=== AIM ===
Collect every line that includes the string "הקיבוץ".

=== INPUT ROWS ===

* Begin *

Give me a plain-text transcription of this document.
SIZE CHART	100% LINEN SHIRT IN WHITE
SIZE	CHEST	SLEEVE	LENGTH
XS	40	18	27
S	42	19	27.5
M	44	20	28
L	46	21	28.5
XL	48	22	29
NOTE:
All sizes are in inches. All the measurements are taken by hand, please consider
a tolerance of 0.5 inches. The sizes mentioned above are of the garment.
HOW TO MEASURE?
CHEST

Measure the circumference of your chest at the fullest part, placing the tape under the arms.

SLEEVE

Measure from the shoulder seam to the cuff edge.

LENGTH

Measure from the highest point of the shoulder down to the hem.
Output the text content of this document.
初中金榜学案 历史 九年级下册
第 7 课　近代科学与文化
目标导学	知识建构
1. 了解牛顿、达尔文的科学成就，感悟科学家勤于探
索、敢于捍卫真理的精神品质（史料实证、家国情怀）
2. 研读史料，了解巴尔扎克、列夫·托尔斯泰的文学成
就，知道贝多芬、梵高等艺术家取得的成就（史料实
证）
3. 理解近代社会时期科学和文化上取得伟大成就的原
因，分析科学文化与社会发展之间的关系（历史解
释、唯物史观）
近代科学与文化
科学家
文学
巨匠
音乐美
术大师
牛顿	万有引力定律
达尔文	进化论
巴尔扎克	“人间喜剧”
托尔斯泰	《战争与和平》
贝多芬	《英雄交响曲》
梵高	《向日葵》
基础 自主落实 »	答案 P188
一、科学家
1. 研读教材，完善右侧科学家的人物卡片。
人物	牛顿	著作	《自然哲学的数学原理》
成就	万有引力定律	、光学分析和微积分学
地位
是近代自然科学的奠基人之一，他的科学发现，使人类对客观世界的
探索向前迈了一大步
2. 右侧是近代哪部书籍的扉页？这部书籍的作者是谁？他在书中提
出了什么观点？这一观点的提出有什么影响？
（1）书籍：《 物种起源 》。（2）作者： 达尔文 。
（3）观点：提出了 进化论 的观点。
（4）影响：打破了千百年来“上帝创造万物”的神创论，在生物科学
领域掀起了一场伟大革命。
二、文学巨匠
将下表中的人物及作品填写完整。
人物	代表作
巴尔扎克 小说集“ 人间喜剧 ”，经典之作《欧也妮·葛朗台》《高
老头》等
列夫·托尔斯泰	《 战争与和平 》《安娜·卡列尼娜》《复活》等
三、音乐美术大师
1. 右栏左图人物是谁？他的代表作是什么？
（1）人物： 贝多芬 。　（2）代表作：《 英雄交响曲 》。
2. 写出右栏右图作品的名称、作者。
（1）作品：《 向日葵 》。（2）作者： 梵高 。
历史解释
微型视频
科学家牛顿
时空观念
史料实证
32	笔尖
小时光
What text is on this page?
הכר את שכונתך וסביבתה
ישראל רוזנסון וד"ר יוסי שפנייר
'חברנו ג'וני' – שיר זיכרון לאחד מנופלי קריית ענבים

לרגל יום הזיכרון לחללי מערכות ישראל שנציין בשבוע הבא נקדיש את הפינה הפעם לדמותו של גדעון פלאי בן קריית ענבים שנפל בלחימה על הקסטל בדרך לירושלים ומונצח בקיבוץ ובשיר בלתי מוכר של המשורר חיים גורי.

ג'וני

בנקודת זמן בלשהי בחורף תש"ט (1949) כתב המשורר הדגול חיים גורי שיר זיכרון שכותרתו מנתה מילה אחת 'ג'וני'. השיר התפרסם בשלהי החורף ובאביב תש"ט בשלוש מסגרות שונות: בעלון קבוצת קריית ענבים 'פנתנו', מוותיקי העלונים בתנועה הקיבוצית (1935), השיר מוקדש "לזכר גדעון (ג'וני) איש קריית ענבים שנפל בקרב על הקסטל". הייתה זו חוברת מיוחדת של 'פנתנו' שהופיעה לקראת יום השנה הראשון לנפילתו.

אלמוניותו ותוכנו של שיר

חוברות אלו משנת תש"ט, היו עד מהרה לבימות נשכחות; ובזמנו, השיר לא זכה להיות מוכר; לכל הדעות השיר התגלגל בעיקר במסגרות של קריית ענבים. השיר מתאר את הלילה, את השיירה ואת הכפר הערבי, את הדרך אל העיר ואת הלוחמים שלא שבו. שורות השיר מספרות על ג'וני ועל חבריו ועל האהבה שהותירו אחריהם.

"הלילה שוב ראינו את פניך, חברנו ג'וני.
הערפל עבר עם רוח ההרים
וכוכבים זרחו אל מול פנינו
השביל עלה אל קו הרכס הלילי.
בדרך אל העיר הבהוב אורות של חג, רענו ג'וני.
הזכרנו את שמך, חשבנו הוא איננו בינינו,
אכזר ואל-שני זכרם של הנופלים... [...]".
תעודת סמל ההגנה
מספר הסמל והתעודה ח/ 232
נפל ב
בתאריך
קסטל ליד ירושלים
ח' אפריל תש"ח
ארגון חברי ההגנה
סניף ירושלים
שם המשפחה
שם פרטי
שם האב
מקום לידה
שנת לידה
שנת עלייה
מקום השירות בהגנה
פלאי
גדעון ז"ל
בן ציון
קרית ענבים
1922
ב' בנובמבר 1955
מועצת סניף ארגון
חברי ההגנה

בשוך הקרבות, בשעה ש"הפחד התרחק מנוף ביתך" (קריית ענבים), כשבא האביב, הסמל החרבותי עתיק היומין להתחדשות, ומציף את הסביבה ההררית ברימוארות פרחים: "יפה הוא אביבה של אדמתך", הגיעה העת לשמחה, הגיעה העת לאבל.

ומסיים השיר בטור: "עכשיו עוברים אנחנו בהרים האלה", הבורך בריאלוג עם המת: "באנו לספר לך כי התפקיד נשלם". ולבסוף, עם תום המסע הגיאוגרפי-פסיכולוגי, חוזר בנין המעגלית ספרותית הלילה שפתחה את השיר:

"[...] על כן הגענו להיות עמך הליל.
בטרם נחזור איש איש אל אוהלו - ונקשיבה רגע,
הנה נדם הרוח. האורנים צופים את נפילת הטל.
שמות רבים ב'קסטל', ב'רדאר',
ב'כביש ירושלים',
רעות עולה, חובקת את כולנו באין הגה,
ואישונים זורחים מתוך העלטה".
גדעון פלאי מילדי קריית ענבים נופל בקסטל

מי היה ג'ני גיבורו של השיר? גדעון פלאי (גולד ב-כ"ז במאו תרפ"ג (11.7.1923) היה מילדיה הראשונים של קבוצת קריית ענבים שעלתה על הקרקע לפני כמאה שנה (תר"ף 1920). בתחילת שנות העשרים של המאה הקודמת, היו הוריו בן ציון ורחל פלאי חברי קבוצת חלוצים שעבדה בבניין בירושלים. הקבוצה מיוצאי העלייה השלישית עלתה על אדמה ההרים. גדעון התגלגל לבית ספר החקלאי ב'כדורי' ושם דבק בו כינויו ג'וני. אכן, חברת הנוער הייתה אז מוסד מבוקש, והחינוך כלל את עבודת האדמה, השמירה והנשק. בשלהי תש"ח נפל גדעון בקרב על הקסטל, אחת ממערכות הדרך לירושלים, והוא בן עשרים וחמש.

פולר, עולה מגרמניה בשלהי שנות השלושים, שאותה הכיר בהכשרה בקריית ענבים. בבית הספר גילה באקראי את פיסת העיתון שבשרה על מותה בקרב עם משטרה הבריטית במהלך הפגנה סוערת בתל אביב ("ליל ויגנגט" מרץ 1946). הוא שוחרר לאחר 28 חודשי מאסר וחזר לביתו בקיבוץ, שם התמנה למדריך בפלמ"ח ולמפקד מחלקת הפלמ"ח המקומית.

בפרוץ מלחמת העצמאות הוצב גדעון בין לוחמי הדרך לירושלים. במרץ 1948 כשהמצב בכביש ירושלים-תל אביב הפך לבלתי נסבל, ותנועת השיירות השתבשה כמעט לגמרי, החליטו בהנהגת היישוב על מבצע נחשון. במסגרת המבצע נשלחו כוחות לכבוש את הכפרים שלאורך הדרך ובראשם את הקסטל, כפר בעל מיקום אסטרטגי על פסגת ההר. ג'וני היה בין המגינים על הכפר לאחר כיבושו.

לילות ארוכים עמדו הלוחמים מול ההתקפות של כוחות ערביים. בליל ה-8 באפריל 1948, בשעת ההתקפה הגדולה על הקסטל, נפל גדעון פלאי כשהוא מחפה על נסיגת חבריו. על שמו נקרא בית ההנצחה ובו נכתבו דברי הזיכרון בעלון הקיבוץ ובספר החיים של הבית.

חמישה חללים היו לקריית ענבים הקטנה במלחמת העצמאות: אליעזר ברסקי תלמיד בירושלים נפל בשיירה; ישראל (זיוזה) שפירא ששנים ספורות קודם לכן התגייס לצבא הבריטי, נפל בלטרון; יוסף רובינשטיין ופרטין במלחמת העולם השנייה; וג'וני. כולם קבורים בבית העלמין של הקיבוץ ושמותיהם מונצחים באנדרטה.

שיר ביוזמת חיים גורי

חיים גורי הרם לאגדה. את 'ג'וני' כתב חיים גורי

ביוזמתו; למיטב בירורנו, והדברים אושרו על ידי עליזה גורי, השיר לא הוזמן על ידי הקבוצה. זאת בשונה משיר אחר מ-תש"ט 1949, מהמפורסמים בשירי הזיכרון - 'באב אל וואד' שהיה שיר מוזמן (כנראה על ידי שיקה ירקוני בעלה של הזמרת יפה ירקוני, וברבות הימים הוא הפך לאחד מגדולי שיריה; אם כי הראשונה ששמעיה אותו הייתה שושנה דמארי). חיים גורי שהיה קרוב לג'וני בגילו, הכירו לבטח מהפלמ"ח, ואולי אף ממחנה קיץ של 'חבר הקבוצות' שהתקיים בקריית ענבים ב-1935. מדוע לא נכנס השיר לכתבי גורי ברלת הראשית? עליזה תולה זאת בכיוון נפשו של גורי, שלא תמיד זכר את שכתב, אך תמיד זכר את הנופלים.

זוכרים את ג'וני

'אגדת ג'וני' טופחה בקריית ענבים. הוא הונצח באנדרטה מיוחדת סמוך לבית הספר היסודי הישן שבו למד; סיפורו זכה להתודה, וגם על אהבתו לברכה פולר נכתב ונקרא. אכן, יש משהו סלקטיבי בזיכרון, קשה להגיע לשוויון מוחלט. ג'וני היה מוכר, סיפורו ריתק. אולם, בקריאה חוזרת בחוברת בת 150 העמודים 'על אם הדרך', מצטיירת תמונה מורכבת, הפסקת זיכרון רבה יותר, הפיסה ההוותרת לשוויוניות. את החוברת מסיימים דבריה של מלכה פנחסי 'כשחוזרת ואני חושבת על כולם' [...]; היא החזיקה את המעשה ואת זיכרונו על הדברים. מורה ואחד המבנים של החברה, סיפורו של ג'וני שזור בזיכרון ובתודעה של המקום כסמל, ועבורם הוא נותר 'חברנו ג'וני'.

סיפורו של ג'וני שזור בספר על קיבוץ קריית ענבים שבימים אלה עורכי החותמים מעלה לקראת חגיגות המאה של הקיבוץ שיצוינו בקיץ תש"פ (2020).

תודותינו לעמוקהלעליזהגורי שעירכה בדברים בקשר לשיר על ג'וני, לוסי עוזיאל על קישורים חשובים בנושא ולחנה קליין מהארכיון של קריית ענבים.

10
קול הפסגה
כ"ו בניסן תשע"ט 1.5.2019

* End *

=== RESPONSE ===
לילות ארוכים עמדו הלוחמים מול ההתקפות של כוחות ערביים. בליל ה-8 באפריל 1948, בשעת ההתקפה הגדולה על הקסטל, נפל גדעון פלאי כשהוא מחפה על נסיגת חבריו. על שמו נקרא בית ההנצחה ובו נכתבו דברי הזיכרון בעלון הקיבוץ ובספר החיים של הבית.
חמישה חללים היו לקריית ענבים הקטנה במלחמת העצמאות: אליעזר ברסקי תלמיד בירושלים נפל בשיירה; ישראל (זיוזה) שפירא ששנים ספורות קודם לכן התגייס לצבא הבריטי, נפל בלטרון; יוסף רובינשטיין ופרטין במלחמת העולם השנייה; וג'וני. כולם קבורים בבית העלמין של הקיבוץ ושמותיהם מונצחים באנדרטה.
סיפורו של ג'וני שזור בספר על קיבוץ קריית ענבים שבימים אלה עורכי החותמים מעלה לקראת חגיגות המאה של הקיבוץ שיצוינו בקיץ תש"פ (2020).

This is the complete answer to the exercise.